▶ [Input rows]

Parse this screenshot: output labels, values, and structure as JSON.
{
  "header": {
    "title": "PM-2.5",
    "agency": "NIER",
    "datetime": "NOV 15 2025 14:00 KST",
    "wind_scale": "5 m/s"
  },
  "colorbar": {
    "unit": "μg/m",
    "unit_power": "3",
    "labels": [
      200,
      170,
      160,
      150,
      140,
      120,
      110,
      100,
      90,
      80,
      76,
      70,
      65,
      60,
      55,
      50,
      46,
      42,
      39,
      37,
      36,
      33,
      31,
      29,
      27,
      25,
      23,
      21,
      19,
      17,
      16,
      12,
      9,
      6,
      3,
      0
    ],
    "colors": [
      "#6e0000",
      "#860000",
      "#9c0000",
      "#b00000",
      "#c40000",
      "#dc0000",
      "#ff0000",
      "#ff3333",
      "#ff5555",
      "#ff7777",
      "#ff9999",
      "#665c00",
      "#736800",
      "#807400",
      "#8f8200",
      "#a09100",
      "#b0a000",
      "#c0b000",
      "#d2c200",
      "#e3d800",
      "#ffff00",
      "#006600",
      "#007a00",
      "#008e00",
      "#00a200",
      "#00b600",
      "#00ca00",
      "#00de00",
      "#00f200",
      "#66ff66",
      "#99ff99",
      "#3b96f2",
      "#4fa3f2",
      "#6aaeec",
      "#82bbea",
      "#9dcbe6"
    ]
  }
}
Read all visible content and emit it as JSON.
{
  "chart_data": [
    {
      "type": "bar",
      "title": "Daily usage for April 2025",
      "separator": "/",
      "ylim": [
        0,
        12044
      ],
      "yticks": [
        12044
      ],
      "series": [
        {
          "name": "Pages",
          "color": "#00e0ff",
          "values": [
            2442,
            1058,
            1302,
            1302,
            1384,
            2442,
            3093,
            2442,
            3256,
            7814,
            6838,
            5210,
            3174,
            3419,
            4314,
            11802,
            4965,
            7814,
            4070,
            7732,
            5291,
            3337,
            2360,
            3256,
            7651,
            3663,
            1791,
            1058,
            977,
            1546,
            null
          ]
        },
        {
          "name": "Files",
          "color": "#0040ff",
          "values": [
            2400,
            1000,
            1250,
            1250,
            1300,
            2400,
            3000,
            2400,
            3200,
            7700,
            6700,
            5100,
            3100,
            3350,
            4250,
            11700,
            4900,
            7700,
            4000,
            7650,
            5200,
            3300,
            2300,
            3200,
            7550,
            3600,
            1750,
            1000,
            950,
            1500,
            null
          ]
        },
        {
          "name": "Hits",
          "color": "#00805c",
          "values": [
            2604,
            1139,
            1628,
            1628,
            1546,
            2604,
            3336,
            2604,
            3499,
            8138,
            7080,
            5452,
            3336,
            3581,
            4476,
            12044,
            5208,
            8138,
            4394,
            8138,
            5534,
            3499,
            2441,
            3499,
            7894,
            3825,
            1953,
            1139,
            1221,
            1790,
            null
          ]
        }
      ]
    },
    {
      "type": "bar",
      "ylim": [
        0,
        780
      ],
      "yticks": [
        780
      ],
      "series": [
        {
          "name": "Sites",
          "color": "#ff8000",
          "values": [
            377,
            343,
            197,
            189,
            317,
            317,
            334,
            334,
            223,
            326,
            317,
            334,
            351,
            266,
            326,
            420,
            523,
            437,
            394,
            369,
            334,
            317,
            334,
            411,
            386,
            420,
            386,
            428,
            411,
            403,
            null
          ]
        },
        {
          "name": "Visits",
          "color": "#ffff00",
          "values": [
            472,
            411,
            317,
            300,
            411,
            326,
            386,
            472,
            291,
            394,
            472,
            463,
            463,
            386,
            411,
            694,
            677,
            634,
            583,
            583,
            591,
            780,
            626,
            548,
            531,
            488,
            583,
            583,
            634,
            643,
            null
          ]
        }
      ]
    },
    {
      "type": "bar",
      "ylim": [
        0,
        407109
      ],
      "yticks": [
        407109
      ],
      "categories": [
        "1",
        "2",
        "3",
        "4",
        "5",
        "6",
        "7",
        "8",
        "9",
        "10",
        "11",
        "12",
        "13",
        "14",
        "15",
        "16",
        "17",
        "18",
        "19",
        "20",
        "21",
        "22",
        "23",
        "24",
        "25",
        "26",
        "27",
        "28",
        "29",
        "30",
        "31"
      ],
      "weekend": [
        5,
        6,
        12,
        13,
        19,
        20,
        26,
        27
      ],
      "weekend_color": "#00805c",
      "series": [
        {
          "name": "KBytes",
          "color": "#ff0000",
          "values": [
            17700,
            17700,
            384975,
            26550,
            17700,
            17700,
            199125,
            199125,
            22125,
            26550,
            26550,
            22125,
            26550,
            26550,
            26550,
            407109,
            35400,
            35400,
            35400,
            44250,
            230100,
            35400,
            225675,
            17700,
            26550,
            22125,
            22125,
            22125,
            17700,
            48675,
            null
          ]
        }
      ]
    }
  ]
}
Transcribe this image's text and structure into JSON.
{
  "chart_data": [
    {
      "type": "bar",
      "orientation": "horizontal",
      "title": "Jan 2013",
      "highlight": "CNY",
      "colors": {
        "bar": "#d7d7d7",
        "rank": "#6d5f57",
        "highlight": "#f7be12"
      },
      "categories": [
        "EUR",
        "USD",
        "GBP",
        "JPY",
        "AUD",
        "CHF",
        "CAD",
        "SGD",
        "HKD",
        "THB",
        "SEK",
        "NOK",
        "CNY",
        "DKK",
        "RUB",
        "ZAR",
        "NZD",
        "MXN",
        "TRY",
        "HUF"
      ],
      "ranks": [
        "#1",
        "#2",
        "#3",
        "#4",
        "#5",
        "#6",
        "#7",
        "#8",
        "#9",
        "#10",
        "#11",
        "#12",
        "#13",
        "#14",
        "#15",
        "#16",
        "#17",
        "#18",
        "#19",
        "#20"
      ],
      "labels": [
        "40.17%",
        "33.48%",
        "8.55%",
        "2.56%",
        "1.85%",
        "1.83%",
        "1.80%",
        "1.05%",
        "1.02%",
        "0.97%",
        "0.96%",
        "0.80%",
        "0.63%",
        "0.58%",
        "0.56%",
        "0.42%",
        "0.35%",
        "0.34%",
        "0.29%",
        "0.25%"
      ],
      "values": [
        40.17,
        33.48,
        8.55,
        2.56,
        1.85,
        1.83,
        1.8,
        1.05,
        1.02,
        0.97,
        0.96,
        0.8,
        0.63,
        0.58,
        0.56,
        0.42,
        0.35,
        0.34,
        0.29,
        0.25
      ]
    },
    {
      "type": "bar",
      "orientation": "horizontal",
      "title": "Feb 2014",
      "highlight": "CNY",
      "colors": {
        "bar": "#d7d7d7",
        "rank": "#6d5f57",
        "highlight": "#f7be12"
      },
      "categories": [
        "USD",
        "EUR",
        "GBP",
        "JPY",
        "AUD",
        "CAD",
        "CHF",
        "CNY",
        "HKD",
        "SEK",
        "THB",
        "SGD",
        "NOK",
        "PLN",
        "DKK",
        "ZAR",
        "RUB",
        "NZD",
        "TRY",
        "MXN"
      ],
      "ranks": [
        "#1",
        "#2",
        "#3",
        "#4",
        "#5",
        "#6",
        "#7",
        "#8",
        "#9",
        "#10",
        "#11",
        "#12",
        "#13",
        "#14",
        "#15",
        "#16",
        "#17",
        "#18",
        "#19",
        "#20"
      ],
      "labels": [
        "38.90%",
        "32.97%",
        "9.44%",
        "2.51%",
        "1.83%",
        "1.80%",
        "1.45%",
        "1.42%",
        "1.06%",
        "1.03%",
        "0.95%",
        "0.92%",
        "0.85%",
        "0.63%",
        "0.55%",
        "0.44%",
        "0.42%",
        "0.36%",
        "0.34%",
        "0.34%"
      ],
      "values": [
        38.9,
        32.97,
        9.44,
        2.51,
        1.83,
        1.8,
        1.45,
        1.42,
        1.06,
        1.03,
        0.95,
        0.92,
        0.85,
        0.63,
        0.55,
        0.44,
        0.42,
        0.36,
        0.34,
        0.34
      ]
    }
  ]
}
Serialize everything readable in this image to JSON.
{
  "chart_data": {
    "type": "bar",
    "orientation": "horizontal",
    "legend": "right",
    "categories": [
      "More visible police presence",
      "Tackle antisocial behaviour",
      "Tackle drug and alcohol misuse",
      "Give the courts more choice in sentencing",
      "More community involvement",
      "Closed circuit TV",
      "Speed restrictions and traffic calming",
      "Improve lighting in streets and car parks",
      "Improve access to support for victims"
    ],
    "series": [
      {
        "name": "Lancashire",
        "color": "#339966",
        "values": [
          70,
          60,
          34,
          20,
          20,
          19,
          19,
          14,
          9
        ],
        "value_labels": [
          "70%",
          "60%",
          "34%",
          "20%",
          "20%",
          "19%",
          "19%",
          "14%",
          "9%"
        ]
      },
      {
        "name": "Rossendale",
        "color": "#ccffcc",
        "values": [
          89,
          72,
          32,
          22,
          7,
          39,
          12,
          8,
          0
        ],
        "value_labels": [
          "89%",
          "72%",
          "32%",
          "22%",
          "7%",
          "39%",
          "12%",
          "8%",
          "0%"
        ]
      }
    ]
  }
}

▶ [What is asked] Filter for "title". Return all lines that hold it.

▶ [Result below]
    "title": "PM-2.5",
      "title": "Daily usage for April 2025",
      "title": "Jan 2013",
      "title": "Feb 2014",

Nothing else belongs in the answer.